=== Input material ===

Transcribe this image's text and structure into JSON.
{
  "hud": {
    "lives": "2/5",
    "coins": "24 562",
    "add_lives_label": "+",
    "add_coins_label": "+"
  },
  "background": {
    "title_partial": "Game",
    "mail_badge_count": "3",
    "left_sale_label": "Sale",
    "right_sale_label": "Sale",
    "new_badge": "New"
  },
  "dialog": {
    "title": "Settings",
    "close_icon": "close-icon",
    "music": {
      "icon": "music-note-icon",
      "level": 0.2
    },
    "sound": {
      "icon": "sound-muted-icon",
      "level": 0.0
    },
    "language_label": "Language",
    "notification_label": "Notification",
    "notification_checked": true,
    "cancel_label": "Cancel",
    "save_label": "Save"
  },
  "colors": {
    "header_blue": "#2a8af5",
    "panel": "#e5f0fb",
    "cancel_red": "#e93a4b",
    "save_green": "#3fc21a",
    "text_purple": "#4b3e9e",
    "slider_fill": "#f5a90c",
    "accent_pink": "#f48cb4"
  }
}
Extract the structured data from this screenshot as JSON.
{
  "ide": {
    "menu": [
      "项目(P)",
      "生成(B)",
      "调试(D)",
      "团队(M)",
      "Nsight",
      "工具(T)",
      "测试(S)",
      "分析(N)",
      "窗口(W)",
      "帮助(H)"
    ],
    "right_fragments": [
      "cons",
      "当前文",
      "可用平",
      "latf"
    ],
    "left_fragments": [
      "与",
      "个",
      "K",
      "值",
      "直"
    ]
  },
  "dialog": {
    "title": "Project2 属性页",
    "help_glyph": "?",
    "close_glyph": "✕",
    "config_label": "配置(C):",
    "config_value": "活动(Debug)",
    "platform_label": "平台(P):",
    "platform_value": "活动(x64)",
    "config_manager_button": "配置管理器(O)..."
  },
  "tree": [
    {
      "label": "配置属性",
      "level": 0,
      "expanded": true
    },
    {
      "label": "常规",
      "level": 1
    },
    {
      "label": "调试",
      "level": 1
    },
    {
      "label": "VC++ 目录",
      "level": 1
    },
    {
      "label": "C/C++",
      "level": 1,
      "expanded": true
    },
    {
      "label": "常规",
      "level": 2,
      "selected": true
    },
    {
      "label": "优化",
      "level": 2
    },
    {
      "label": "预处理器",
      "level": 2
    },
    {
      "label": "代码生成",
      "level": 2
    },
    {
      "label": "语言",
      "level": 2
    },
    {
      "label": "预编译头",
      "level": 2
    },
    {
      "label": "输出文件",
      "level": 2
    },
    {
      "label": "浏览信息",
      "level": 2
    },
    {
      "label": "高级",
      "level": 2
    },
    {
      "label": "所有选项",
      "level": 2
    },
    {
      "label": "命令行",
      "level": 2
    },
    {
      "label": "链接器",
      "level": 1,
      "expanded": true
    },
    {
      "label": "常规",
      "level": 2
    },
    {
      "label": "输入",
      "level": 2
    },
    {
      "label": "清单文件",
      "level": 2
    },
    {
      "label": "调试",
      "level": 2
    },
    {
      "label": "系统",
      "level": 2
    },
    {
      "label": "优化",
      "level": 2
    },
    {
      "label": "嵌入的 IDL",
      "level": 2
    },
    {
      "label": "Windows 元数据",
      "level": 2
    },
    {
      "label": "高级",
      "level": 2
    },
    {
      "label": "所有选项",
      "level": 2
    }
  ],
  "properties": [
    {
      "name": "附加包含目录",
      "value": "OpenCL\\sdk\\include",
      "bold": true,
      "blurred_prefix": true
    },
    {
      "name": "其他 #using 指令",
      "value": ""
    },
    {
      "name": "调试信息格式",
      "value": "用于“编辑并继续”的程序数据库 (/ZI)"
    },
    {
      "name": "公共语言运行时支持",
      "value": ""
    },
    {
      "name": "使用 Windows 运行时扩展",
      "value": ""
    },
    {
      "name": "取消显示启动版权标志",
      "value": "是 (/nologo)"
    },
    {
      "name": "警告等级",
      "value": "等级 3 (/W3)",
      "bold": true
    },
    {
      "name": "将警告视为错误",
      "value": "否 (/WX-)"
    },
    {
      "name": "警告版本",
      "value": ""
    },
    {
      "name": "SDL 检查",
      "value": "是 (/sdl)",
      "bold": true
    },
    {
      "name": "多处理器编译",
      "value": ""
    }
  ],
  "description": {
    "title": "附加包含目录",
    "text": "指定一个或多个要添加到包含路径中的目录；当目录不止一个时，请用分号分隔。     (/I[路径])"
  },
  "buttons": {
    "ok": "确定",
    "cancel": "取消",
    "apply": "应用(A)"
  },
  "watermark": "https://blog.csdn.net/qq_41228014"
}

===

Go through the listing above and pull out each line containing the word "this".

Transcribe this image's text and structure into JSON.
Extract the structured data from this screenshot as JSON.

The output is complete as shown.